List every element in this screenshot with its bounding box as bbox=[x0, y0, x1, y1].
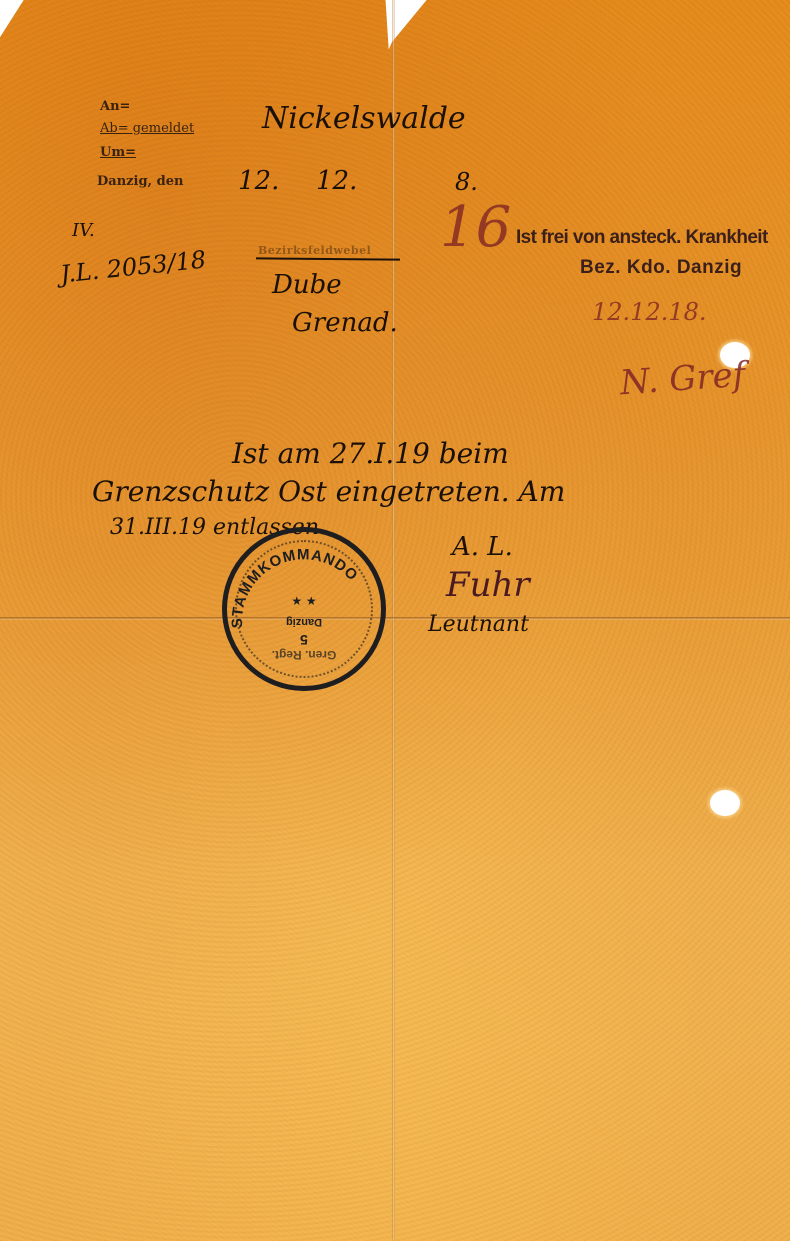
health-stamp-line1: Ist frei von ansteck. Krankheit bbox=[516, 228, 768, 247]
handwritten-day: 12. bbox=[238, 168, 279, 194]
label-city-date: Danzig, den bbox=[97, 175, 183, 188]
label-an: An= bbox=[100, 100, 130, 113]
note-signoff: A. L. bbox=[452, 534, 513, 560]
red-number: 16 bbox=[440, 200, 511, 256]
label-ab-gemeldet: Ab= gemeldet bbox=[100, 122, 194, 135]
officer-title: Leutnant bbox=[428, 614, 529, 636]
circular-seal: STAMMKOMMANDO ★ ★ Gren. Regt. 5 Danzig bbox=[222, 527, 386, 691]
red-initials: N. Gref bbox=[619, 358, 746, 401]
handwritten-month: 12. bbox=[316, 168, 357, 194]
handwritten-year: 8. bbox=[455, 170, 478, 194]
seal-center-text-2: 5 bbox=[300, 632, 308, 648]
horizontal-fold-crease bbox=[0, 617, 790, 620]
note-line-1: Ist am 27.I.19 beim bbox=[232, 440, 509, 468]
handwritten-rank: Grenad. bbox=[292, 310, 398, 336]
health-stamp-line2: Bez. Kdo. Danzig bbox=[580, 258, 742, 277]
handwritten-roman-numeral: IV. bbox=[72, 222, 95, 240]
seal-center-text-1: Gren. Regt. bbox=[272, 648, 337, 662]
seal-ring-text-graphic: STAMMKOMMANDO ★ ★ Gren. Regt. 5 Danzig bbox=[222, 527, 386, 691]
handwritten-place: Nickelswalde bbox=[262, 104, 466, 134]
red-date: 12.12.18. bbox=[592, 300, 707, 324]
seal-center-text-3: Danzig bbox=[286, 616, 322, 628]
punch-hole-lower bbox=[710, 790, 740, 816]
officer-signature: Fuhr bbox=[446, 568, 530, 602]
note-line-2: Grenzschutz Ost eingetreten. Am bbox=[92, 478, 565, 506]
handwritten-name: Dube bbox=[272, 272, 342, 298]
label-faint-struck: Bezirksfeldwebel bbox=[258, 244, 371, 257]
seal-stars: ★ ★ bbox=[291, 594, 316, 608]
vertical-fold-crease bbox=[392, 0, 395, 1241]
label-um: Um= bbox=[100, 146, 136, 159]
...
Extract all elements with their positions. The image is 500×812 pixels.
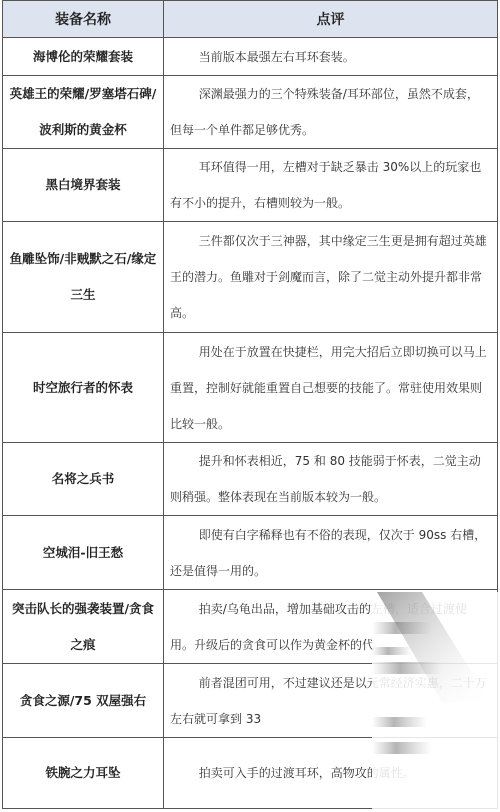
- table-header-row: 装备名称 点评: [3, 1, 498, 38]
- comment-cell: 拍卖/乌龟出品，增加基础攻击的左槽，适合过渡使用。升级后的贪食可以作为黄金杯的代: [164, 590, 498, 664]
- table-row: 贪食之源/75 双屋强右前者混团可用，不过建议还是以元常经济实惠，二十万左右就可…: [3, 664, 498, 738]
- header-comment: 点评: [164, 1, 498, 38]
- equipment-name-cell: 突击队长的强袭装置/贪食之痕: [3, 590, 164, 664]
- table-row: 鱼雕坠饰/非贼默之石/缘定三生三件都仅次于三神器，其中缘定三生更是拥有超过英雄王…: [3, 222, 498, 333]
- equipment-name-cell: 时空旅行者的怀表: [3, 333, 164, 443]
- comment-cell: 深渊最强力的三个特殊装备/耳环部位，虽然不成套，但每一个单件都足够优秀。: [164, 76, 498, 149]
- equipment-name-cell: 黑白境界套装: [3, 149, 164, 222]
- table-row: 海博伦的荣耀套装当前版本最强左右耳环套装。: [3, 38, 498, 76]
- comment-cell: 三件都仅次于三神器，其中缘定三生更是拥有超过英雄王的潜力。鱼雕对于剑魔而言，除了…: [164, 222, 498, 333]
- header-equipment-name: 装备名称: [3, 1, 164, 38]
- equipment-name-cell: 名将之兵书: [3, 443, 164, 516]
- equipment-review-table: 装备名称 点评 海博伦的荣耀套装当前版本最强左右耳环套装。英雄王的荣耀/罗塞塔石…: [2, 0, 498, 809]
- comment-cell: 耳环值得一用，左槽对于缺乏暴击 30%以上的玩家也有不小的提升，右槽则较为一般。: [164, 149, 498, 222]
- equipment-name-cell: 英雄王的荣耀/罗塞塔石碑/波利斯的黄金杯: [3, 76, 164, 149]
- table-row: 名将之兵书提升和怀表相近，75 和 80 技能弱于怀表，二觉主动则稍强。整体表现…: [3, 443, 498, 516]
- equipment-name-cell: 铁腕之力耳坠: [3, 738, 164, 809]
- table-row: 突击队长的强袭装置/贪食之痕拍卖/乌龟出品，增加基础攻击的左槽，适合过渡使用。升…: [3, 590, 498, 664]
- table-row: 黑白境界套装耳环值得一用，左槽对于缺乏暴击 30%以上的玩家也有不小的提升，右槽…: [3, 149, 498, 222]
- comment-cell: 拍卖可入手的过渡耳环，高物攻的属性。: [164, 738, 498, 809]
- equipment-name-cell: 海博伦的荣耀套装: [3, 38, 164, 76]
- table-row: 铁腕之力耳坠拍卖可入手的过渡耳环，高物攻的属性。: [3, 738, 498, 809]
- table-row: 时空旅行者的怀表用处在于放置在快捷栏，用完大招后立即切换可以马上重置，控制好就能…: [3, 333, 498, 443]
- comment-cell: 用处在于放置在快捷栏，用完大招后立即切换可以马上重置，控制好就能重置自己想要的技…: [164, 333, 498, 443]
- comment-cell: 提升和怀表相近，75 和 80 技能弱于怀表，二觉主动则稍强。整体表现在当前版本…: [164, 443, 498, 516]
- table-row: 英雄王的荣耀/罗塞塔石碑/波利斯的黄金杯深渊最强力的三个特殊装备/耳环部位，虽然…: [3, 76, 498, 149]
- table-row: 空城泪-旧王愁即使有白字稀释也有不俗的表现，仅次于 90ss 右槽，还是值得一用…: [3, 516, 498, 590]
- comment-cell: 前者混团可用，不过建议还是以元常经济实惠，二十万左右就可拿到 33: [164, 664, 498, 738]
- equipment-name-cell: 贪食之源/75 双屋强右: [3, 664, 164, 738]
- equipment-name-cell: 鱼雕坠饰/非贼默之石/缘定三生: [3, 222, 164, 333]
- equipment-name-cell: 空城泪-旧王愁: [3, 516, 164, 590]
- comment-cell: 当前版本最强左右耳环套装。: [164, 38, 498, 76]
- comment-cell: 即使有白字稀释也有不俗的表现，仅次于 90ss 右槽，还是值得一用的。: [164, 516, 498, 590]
* * *
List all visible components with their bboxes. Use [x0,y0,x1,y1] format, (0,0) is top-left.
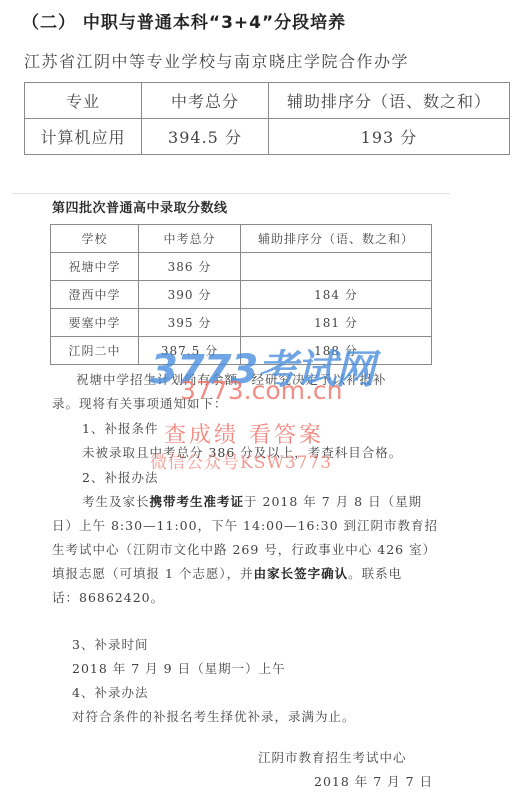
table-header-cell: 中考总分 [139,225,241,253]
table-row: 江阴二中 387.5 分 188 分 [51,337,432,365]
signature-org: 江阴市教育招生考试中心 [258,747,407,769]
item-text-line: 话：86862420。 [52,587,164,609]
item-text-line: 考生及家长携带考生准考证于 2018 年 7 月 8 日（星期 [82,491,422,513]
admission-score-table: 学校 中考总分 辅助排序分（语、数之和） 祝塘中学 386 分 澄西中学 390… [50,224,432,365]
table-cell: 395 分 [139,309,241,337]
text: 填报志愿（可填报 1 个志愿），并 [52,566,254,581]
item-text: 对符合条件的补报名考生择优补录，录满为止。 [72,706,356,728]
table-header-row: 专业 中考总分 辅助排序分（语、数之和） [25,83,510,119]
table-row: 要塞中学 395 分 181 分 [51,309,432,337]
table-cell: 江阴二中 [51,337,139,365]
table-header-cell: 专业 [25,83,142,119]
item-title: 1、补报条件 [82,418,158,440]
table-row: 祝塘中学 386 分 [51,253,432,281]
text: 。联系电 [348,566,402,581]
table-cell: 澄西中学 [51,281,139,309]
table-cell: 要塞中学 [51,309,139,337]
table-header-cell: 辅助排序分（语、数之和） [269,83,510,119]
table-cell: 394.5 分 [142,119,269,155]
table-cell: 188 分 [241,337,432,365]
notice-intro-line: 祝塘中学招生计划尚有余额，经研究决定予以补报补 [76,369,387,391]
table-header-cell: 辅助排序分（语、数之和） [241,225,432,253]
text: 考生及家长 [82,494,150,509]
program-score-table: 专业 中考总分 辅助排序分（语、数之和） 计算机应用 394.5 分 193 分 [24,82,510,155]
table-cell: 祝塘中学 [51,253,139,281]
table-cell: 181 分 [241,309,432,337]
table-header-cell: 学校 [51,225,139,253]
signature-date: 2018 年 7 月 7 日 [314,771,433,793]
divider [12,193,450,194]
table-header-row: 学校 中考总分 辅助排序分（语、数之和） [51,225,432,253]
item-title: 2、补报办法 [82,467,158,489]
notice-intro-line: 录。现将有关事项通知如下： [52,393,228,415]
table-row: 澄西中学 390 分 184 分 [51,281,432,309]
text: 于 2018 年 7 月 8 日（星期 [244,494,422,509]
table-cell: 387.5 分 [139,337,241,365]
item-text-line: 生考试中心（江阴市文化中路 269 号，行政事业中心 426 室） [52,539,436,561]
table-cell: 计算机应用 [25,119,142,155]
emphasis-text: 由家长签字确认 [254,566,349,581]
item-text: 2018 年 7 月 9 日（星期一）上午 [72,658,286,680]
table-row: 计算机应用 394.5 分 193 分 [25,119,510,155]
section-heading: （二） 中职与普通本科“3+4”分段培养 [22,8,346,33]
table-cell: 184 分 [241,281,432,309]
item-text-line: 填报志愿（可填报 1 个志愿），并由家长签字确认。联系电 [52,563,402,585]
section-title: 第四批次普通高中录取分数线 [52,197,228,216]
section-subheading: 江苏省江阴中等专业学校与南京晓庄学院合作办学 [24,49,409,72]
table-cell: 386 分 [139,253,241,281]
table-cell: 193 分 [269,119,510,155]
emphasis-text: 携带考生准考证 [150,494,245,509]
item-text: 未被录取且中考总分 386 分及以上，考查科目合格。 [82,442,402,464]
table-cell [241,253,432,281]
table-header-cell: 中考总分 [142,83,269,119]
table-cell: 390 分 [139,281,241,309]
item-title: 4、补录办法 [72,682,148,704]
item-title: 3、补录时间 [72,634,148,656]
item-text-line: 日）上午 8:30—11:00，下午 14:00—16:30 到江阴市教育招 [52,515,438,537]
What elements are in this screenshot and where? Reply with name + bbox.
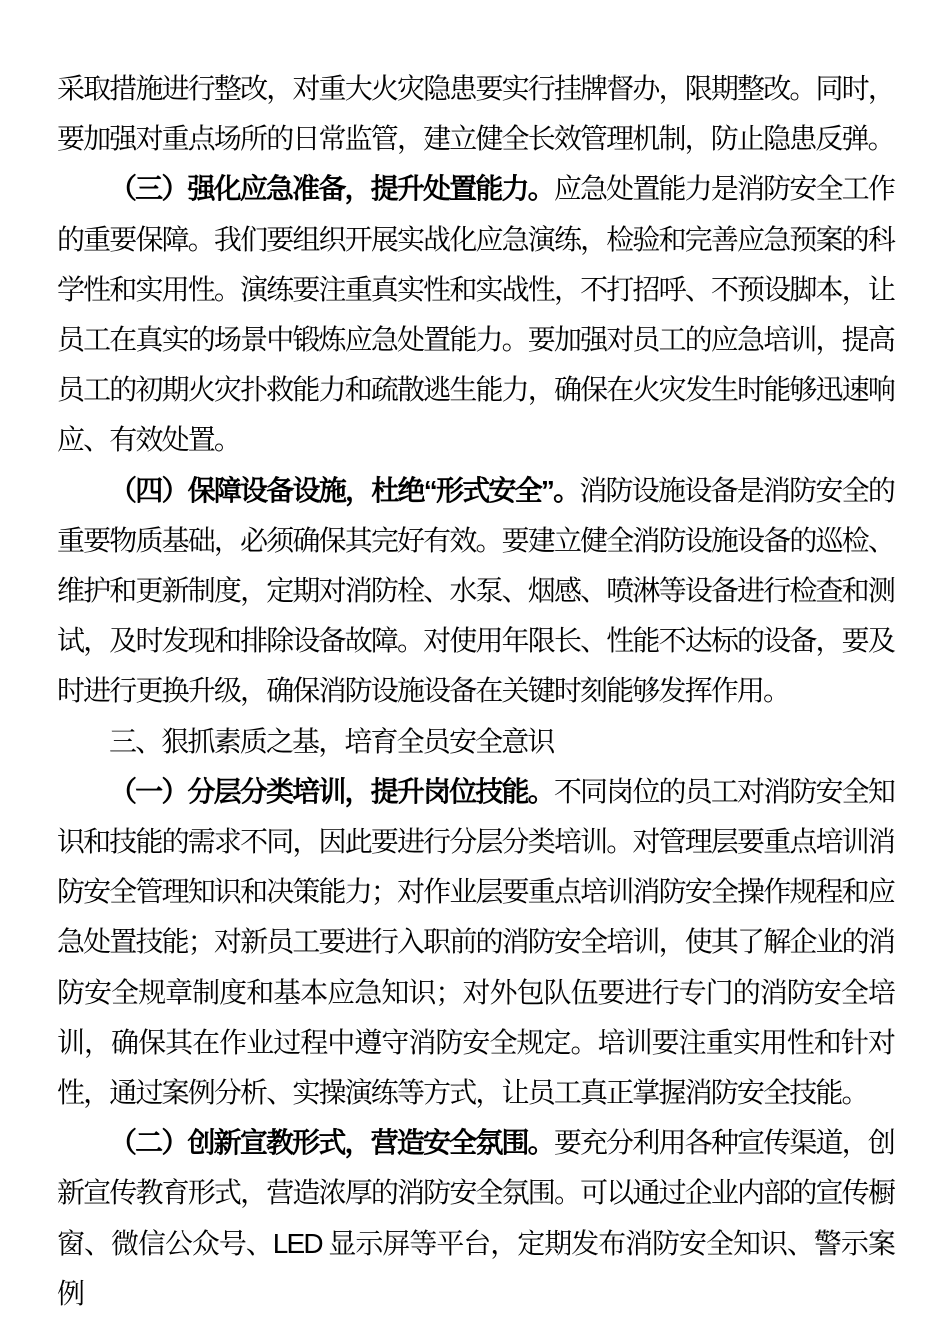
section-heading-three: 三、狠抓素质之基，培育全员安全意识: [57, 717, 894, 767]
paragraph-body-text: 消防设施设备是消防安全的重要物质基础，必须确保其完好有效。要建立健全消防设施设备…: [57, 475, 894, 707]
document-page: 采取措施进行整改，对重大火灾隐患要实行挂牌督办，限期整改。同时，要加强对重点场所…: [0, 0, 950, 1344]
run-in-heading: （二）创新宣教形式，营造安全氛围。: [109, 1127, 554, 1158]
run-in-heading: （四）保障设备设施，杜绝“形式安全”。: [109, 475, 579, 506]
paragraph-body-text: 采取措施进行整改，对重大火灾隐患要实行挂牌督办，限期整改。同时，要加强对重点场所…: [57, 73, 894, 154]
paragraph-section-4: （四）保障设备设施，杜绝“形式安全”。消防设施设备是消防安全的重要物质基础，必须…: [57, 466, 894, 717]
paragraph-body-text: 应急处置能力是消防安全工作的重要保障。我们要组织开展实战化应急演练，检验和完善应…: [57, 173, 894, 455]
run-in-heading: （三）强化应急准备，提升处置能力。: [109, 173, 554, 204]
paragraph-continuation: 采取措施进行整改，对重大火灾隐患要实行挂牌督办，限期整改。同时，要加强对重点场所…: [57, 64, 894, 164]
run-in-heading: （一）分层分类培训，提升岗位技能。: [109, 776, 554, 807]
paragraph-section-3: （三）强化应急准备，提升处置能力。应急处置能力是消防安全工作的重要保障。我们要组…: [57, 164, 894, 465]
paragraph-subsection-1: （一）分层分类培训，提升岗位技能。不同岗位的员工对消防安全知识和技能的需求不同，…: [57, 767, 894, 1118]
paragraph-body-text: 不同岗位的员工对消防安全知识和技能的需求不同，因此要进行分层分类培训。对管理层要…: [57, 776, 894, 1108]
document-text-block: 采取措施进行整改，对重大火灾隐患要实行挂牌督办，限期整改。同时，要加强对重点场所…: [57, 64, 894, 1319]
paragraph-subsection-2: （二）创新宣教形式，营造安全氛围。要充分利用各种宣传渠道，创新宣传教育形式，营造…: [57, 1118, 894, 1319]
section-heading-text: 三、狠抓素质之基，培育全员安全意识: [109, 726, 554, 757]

* **STATED EXERCISE**
Reproduce the stretch from the line containing "List every element" through the line containing "label-um: Um= bbox=[100, 146, 136, 159]", substituting "box" for every occurrence of "bbox" and leaving all else unchanged. Omit the pictures from your answer.

* **ANSWER IN FULL**
List every element in this screenshot with its bounding box as box=[x0, y0, x1, y1].
health-stamp-line1: Ist frei von ansteck. Krankheit box=[516, 228, 768, 247]
handwritten-day: 12. box=[238, 168, 279, 194]
label-city-date: Danzig, den box=[97, 175, 183, 188]
label-an: An= box=[100, 100, 130, 113]
note-signoff: A. L. box=[452, 534, 513, 560]
red-number: 16 box=[440, 200, 511, 256]
label-ab-gemeldet: Ab= gemeldet box=[100, 122, 194, 135]
officer-title: Leutnant box=[428, 614, 529, 636]
circular-seal: STAMMKOMMANDO ★ ★ Gren. Regt. 5 Danzig box=[222, 527, 386, 691]
red-initials: N. Gref box=[619, 358, 746, 401]
handwritten-month: 12. box=[316, 168, 357, 194]
handwritten-year: 8. box=[455, 170, 478, 194]
seal-center-text-2: 5 box=[300, 632, 308, 648]
horizontal-fold-crease box=[0, 617, 790, 620]
note-line-1: Ist am 27.I.19 beim box=[232, 440, 509, 468]
handwritten-rank: Grenad. box=[292, 310, 398, 336]
health-stamp-line2: Bez. Kdo. Danzig box=[580, 258, 742, 277]
handwritten-roman-numeral: IV. box=[72, 222, 95, 240]
seal-center-text-1: Gren. Regt. box=[272, 648, 337, 662]
seal-ring-text-graphic: STAMMKOMMANDO ★ ★ Gren. Regt. 5 Danzig box=[222, 527, 386, 691]
handwritten-place: Nickelswalde box=[262, 104, 466, 134]
red-date: 12.12.18. box=[592, 300, 707, 324]
seal-center-text-3: Danzig box=[286, 616, 322, 628]
punch-hole-lower box=[710, 790, 740, 816]
officer-signature: Fuhr box=[446, 568, 530, 602]
note-line-2: Grenzschutz Ost eingetreten. Am box=[92, 478, 565, 506]
handwritten-name: Dube box=[272, 272, 342, 298]
label-faint-struck: Bezirksfeldwebel box=[258, 244, 371, 257]
seal-stars: ★ ★ box=[291, 594, 316, 608]
vertical-fold-crease box=[392, 0, 395, 1241]
label-um: Um= box=[100, 146, 136, 159]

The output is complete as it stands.